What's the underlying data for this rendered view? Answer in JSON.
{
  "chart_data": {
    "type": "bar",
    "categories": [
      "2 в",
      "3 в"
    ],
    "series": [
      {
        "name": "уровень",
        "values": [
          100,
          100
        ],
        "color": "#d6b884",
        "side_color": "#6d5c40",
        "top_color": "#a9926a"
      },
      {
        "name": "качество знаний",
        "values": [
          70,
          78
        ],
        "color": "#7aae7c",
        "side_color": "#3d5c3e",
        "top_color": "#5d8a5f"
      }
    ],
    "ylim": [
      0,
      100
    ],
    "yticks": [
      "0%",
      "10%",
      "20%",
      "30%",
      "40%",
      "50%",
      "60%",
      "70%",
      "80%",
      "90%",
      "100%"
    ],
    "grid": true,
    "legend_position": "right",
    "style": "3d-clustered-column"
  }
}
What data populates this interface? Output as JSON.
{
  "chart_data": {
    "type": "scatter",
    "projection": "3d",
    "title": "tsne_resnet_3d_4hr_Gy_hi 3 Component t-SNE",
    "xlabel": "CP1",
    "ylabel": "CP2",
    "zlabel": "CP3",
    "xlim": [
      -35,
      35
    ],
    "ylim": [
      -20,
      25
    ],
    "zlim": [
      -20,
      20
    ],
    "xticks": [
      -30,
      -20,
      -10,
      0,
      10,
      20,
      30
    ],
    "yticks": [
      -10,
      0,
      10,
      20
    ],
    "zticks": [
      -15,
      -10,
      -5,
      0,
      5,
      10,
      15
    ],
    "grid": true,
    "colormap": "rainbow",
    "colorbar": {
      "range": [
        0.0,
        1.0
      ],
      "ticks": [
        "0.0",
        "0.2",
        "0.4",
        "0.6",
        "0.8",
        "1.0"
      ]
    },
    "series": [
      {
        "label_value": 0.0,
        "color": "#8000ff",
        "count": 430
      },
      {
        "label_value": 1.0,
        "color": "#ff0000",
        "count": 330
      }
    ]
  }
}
········
- INSTRUCTION -
Print the whole listing again, exactly.

- COMPLETE RESPONSE -
What's the underlying data for this rendered view? Answer in JSON.
{
  "chart_data": {
    "type": "bar",
    "categories": [
      "2 в",
      "3 в"
    ],
    "series": [
      {
        "name": "уровень",
        "values": [
          100,
          100
        ],
        "color": "#d6b884",
        "side_color": "#6d5c40",
        "top_color": "#a9926a"
      },
      {
        "name": "качество знаний",
        "values": [
          70,
          78
        ],
        "color": "#7aae7c",
        "side_color": "#3d5c3e",
        "top_color": "#5d8a5f"
      }
    ],
    "ylim": [
      0,
      100
    ],
    "yticks": [
      "0%",
      "10%",
      "20%",
      "30%",
      "40%",
      "50%",
      "60%",
      "70%",
      "80%",
      "90%",
      "100%"
    ],
    "grid": true,
    "legend_position": "right",
    "style": "3d-clustered-column"
  }
}
What data populates this interface? Output as JSON.
{
  "chart_data": {
    "type": "scatter",
    "projection": "3d",
    "title": "tsne_resnet_3d_4hr_Gy_hi 3 Component t-SNE",
    "xlabel": "CP1",
    "ylabel": "CP2",
    "zlabel": "CP3",
    "xlim": [
      -35,
      35
    ],
    "ylim": [
      -20,
      25
    ],
    "zlim": [
      -20,
      20
    ],
    "xticks": [
      -30,
      -20,
      -10,
      0,
      10,
      20,
      30
    ],
    "yticks": [
      -10,
      0,
      10,
      20
    ],
    "zticks": [
      -15,
      -10,
      -5,
      0,
      5,
      10,
      15
    ],
    "grid": true,
    "colormap": "rainbow",
    "colorbar": {
      "range": [
        0.0,
        1.0
      ],
      "ticks": [
        "0.0",
        "0.2",
        "0.4",
        "0.6",
        "0.8",
        "1.0"
      ]
    },
    "series": [
      {
        "label_value": 0.0,
        "color": "#8000ff",
        "count": 430
      },
      {
        "label_value": 1.0,
        "color": "#ff0000",
        "count": 330
      }
    ]
  }
}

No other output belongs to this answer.